----- Records shown -----

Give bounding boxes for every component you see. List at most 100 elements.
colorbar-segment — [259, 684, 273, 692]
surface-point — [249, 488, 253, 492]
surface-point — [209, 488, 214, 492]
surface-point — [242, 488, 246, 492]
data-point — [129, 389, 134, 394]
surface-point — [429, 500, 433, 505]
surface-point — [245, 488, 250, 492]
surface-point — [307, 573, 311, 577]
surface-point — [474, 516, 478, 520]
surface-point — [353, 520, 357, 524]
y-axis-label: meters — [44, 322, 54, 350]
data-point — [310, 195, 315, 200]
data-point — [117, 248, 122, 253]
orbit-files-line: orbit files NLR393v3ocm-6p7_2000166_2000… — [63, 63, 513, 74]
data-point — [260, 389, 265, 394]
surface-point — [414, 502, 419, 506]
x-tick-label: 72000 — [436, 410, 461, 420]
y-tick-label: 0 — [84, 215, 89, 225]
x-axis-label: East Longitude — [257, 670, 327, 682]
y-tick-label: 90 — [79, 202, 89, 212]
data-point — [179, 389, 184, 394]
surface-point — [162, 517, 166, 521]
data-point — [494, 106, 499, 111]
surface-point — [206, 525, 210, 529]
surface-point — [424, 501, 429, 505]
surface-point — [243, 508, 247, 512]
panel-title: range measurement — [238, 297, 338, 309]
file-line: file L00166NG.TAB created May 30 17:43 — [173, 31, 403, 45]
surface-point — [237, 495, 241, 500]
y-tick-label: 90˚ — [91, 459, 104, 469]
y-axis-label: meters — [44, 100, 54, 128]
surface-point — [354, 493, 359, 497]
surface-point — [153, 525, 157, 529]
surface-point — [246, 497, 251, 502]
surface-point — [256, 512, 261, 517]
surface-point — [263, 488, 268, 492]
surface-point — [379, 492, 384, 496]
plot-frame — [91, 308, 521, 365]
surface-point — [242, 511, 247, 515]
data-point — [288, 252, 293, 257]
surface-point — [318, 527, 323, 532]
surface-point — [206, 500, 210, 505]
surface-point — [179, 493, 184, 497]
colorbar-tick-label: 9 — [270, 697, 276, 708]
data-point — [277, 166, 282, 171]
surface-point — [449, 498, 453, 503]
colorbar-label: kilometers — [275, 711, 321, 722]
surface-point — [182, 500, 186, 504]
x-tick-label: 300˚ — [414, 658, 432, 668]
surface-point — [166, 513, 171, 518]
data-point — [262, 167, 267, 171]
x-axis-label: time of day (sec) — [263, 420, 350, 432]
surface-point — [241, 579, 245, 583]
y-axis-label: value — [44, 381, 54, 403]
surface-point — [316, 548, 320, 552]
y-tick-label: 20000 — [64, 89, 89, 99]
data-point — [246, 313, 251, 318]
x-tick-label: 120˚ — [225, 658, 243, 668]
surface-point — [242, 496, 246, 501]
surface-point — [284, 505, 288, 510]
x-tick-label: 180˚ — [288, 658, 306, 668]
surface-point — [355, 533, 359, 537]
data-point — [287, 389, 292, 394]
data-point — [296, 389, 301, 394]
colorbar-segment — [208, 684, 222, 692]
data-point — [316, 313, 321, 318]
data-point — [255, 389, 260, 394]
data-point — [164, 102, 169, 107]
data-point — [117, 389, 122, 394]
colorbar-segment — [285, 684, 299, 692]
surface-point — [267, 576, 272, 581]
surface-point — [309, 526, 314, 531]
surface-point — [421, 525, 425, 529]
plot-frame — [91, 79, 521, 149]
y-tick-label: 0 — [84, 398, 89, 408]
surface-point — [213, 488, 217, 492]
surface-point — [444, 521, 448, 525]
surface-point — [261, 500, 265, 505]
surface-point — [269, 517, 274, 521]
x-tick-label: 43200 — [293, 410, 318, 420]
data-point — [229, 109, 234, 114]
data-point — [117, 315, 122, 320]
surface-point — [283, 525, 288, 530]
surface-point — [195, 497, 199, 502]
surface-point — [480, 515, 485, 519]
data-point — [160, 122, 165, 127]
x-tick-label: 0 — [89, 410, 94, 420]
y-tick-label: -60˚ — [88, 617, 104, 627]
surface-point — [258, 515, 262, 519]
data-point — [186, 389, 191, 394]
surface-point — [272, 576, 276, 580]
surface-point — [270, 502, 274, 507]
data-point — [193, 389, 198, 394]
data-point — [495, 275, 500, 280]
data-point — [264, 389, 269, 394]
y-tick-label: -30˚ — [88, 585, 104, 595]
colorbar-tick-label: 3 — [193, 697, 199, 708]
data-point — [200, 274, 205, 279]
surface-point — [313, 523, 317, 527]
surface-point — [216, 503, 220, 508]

-----

Copy every row above word for word, without changing anything.

Give bounding boxes for every component you see. List at most 100 elements.
colorbar-segment — [259, 684, 273, 692]
surface-point — [249, 488, 253, 492]
surface-point — [209, 488, 214, 492]
surface-point — [242, 488, 246, 492]
data-point — [129, 389, 134, 394]
surface-point — [429, 500, 433, 505]
surface-point — [245, 488, 250, 492]
surface-point — [307, 573, 311, 577]
surface-point — [474, 516, 478, 520]
surface-point — [353, 520, 357, 524]
y-axis-label: meters — [44, 322, 54, 350]
data-point — [310, 195, 315, 200]
data-point — [117, 248, 122, 253]
orbit-files-line: orbit files NLR393v3ocm-6p7_2000166_2000… — [63, 63, 513, 74]
data-point — [260, 389, 265, 394]
surface-point — [414, 502, 419, 506]
x-tick-label: 72000 — [436, 410, 461, 420]
y-tick-label: 0 — [84, 215, 89, 225]
x-axis-label: East Longitude — [257, 670, 327, 682]
y-tick-label: 90 — [79, 202, 89, 212]
data-point — [179, 389, 184, 394]
surface-point — [162, 517, 166, 521]
data-point — [494, 106, 499, 111]
surface-point — [206, 525, 210, 529]
surface-point — [424, 501, 429, 505]
surface-point — [243, 508, 247, 512]
panel-title: range measurement — [238, 297, 338, 309]
file-line: file L00166NG.TAB created May 30 17:43 — [173, 31, 403, 45]
surface-point — [237, 495, 241, 500]
y-tick-label: 90˚ — [91, 459, 104, 469]
y-axis-label: meters — [44, 100, 54, 128]
surface-point — [354, 493, 359, 497]
surface-point — [153, 525, 157, 529]
surface-point — [246, 497, 251, 502]
surface-point — [256, 512, 261, 517]
surface-point — [263, 488, 268, 492]
surface-point — [379, 492, 384, 496]
plot-frame — [91, 308, 521, 365]
surface-point — [242, 511, 247, 515]
data-point — [288, 252, 293, 257]
surface-point — [318, 527, 323, 532]
surface-point — [206, 500, 210, 505]
surface-point — [179, 493, 184, 497]
colorbar-tick-label: 9 — [270, 697, 276, 708]
data-point — [277, 166, 282, 171]
surface-point — [449, 498, 453, 503]
colorbar-label: kilometers — [275, 711, 321, 722]
surface-point — [182, 500, 186, 504]
x-tick-label: 300˚ — [414, 658, 432, 668]
surface-point — [166, 513, 171, 518]
data-point — [262, 167, 267, 171]
x-axis-label: time of day (sec) — [263, 420, 350, 432]
surface-point — [241, 579, 245, 583]
y-axis-label: value — [44, 381, 54, 403]
surface-point — [316, 548, 320, 552]
y-tick-label: 20000 — [64, 89, 89, 99]
data-point — [246, 313, 251, 318]
x-tick-label: 120˚ — [225, 658, 243, 668]
surface-point — [242, 496, 246, 501]
surface-point — [284, 505, 288, 510]
x-tick-label: 180˚ — [288, 658, 306, 668]
surface-point — [355, 533, 359, 537]
data-point — [287, 389, 292, 394]
data-point — [296, 389, 301, 394]
colorbar-segment — [208, 684, 222, 692]
data-point — [316, 313, 321, 318]
data-point — [255, 389, 260, 394]
data-point — [164, 102, 169, 107]
data-point — [117, 389, 122, 394]
colorbar-segment — [285, 684, 299, 692]
surface-point — [267, 576, 272, 581]
surface-point — [309, 526, 314, 531]
surface-point — [421, 525, 425, 529]
plot-frame — [91, 79, 521, 149]
y-tick-label: 0 — [84, 398, 89, 408]
surface-point — [213, 488, 217, 492]
surface-point — [444, 521, 448, 525]
surface-point — [261, 500, 265, 505]
surface-point — [269, 517, 274, 521]
x-tick-label: 43200 — [293, 410, 318, 420]
data-point — [229, 109, 234, 114]
data-point — [117, 315, 122, 320]
surface-point — [283, 525, 288, 530]
surface-point — [195, 497, 199, 502]
surface-point — [480, 515, 485, 519]
data-point — [160, 122, 165, 127]
x-tick-label: 0 — [89, 410, 94, 420]
y-tick-label: -60˚ — [88, 617, 104, 627]
surface-point — [258, 515, 262, 519]
data-point — [186, 389, 191, 394]
surface-point — [272, 576, 276, 580]
surface-point — [270, 502, 274, 507]
data-point — [193, 389, 198, 394]
data-point — [495, 275, 500, 280]
data-point — [264, 389, 269, 394]
y-tick-label: -30˚ — [88, 585, 104, 595]
colorbar-tick-label: 3 — [193, 697, 199, 708]
data-point — [200, 274, 205, 279]
surface-point — [313, 523, 317, 527]
surface-point — [216, 503, 220, 508]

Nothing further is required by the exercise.